- [DATASET]:
--- START ---

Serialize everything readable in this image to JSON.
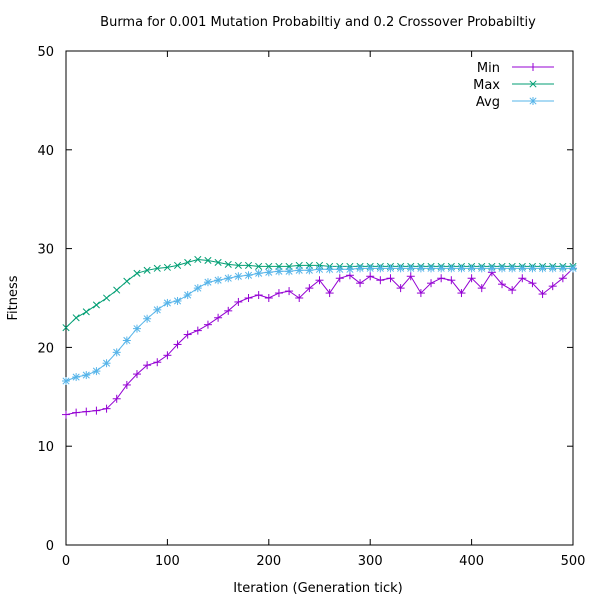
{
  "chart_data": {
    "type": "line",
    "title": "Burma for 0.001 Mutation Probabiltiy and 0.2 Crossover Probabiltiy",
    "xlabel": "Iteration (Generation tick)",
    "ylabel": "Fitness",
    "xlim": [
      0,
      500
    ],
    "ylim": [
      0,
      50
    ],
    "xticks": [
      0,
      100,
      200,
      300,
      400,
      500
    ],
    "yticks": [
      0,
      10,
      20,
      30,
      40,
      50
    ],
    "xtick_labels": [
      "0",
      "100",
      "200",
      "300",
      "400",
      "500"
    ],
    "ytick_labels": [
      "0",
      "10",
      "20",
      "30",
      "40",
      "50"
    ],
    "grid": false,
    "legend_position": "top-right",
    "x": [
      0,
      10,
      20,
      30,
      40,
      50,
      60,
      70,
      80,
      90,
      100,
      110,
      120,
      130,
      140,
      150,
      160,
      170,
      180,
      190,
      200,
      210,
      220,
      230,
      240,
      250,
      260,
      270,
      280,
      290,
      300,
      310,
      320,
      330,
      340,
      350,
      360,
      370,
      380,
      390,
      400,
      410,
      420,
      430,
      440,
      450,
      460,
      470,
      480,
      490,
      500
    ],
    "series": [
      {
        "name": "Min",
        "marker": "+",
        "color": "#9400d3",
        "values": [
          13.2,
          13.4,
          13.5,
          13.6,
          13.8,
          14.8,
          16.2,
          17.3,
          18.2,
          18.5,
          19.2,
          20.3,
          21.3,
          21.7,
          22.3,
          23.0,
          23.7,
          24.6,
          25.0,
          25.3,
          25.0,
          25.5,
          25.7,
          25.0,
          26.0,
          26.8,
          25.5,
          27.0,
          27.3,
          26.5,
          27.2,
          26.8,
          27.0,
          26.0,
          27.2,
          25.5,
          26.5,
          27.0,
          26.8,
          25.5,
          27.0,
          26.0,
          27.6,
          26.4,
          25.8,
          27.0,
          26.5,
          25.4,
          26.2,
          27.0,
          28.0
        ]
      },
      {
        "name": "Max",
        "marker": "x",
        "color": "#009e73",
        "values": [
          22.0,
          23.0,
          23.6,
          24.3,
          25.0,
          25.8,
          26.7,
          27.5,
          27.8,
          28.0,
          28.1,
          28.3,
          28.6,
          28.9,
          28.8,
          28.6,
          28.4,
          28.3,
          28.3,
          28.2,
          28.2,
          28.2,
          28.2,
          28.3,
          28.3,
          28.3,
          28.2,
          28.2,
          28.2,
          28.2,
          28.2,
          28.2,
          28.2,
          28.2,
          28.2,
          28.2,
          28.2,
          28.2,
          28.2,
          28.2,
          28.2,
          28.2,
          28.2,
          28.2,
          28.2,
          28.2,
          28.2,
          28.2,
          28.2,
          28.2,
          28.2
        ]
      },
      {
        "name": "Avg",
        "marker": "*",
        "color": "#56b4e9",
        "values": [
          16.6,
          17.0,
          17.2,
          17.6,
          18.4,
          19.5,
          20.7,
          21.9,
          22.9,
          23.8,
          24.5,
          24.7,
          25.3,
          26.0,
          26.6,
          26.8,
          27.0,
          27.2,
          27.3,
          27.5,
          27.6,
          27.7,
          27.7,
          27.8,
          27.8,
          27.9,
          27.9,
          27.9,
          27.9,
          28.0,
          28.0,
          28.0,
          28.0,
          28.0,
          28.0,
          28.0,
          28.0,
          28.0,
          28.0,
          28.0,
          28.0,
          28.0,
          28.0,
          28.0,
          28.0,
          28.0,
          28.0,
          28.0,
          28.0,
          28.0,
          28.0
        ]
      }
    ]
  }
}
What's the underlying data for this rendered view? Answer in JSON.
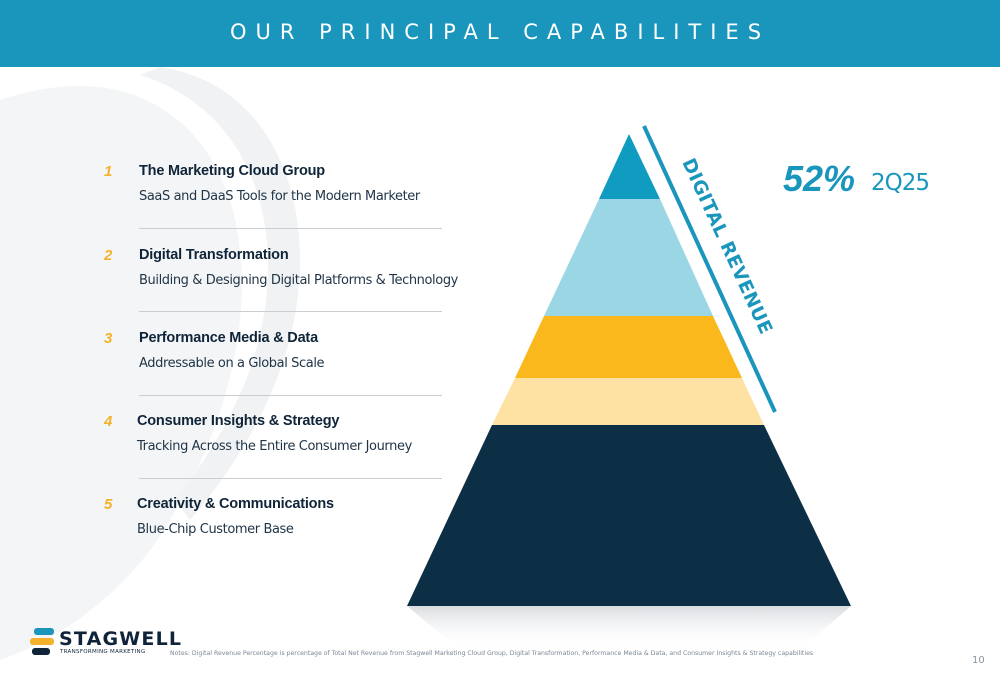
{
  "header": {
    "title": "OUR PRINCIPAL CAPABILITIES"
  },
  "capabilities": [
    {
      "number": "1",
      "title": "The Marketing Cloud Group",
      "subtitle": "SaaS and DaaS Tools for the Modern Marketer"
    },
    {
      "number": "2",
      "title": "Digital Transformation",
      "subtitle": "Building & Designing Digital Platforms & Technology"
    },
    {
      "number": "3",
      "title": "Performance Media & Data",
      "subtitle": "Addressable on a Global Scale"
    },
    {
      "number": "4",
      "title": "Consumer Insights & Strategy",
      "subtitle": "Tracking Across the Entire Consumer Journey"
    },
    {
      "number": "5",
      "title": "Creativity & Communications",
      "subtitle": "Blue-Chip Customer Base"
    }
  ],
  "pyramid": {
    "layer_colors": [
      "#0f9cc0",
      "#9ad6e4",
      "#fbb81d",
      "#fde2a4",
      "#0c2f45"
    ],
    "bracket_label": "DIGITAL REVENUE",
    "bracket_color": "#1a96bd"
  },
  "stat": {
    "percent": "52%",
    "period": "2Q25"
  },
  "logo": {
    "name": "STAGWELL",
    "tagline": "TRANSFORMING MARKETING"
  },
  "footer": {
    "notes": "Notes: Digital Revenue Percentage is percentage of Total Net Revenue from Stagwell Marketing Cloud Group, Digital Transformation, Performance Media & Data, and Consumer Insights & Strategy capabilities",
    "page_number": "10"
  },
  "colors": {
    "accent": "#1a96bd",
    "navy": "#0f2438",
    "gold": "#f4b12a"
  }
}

--- END ---
--- START ---

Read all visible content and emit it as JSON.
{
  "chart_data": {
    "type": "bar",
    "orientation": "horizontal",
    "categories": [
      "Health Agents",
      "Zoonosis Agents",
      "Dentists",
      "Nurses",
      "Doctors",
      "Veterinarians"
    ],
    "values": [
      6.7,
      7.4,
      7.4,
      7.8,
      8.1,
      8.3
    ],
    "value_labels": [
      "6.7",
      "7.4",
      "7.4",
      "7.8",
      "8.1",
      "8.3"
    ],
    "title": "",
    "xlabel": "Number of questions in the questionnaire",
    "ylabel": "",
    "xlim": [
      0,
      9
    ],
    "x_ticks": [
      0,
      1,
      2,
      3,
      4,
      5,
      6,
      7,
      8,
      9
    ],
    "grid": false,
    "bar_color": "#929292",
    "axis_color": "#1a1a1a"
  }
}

--- END ---

- [GIVEN EXERCISE]: Give only the number of lines in the preceding material that contain the string "Group".

- [ANSWER TO THE TASK]: 2